begin Dataset records

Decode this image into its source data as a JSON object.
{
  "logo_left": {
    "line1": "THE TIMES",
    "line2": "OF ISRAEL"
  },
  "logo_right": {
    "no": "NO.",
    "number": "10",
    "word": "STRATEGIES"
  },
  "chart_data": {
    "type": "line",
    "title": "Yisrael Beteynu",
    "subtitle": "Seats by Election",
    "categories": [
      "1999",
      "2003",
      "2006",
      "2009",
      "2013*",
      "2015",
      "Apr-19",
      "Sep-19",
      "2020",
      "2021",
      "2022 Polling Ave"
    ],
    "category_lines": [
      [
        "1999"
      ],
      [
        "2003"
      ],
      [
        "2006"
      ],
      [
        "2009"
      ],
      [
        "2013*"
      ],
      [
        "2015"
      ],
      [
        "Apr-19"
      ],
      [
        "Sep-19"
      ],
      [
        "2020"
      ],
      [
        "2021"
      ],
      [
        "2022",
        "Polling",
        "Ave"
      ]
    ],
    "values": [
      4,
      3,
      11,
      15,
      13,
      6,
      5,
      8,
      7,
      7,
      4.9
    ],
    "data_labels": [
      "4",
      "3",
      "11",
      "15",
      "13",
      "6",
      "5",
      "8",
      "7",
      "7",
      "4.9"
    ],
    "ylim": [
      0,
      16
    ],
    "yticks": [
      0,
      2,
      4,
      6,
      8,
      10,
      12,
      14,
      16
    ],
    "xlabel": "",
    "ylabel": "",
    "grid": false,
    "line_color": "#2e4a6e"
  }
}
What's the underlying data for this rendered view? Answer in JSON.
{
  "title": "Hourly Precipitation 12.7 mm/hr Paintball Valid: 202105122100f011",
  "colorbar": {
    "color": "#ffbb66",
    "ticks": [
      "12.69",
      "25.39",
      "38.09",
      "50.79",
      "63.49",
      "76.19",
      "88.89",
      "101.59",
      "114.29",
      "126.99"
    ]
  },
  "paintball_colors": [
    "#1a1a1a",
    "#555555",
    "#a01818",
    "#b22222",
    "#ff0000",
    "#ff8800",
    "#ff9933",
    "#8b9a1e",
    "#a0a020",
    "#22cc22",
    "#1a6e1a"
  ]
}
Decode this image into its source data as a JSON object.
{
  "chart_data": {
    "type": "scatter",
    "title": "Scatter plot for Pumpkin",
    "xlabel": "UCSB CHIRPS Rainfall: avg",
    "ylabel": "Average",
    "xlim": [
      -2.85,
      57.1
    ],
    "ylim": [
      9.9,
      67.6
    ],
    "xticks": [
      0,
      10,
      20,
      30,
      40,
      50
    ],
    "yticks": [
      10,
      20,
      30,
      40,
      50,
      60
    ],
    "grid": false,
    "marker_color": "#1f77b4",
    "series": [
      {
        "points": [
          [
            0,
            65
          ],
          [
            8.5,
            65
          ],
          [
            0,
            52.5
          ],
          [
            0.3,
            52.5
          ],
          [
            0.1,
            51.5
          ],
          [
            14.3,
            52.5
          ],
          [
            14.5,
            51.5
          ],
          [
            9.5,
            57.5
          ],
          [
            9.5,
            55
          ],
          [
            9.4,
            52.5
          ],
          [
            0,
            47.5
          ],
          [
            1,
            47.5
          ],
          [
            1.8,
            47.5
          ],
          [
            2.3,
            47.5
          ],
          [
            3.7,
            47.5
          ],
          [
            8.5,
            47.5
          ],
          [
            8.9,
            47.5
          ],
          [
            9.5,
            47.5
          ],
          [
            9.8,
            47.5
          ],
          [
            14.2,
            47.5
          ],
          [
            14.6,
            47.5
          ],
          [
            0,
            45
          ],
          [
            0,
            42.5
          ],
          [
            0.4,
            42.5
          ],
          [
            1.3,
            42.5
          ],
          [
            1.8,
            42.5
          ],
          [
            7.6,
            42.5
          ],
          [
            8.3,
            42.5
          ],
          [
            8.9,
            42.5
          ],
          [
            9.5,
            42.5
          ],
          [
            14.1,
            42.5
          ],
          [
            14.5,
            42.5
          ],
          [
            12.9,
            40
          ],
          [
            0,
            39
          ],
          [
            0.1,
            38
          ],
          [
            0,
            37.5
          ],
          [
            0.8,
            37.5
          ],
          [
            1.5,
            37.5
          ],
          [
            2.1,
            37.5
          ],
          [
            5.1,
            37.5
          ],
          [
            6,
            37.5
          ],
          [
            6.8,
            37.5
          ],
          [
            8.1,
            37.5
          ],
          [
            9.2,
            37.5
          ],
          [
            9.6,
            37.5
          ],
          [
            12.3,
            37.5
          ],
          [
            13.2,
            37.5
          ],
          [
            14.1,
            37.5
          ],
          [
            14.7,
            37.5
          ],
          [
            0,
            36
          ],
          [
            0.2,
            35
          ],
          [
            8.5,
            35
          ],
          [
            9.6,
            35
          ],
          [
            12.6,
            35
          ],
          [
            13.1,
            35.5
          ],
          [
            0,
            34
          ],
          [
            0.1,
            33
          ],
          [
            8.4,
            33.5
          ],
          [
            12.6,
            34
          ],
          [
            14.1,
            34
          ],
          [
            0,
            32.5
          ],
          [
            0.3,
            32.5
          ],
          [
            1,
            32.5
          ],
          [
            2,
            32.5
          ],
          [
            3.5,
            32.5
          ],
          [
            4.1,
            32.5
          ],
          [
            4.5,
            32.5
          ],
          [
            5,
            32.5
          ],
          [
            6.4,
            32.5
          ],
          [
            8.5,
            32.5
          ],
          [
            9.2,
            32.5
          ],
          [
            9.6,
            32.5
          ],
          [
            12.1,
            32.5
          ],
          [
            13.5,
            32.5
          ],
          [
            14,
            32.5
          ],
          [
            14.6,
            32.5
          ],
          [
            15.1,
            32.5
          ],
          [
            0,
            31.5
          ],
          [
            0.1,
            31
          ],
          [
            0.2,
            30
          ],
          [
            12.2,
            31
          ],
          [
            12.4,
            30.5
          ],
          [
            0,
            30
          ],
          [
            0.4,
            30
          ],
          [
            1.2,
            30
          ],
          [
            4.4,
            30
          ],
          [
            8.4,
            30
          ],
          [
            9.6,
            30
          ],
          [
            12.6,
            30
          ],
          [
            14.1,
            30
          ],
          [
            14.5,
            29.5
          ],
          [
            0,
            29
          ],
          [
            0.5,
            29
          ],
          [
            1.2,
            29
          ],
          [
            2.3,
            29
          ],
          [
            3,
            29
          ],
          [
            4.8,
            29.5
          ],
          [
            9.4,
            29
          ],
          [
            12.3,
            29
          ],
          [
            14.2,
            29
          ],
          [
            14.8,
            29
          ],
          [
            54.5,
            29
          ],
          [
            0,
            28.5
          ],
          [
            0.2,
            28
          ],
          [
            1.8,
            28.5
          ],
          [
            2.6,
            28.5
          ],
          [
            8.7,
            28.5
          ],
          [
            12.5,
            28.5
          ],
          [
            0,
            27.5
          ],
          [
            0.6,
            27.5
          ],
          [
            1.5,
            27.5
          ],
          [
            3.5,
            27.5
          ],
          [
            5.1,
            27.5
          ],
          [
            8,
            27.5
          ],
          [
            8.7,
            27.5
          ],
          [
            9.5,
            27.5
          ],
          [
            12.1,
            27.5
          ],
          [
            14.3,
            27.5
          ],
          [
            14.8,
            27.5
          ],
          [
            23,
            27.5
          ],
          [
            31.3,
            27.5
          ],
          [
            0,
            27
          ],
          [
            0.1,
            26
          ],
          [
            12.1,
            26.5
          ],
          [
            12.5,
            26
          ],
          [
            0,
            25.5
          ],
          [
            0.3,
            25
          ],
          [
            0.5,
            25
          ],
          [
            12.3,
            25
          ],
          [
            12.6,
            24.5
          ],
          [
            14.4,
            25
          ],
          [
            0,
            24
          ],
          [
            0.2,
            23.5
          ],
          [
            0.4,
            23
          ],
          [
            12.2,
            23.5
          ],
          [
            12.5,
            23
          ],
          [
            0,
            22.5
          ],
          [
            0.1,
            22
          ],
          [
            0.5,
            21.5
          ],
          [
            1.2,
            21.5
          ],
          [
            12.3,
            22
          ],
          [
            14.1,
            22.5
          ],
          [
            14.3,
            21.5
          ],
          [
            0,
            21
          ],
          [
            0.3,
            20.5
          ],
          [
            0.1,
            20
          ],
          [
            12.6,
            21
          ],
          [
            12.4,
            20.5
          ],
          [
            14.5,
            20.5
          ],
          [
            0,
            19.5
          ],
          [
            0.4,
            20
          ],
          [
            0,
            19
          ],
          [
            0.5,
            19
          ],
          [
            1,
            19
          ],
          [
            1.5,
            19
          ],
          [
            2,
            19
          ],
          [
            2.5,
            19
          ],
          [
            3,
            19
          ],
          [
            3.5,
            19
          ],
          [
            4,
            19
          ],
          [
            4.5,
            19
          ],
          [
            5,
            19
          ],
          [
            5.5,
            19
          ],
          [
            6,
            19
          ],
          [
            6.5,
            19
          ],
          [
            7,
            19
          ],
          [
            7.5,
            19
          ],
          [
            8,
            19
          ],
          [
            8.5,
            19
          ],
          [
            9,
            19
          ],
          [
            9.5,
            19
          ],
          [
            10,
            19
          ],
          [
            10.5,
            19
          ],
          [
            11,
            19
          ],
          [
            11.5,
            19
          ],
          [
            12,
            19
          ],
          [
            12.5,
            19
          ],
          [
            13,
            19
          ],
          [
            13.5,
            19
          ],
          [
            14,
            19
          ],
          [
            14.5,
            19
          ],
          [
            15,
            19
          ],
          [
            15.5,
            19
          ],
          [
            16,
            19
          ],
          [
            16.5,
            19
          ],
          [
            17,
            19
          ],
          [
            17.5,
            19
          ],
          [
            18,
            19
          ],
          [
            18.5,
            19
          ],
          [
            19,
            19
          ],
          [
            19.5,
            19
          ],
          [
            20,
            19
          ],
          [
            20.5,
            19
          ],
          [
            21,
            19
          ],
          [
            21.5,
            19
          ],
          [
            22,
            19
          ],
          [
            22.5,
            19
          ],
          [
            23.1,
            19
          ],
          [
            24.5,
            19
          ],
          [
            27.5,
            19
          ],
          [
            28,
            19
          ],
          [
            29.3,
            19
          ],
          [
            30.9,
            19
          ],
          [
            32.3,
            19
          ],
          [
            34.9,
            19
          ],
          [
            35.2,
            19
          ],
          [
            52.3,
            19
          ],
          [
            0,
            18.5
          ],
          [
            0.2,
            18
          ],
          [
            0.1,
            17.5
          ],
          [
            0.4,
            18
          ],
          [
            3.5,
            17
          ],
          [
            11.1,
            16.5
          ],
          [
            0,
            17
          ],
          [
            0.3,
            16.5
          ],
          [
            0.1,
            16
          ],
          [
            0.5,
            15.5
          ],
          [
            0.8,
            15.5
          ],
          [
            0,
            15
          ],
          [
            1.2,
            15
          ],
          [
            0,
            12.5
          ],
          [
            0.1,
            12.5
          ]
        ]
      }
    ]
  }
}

end Dataset records

Short task
Establish how many lines of the records contain the string "xlabel" and state that number without elaboration.

Result of this exercise
2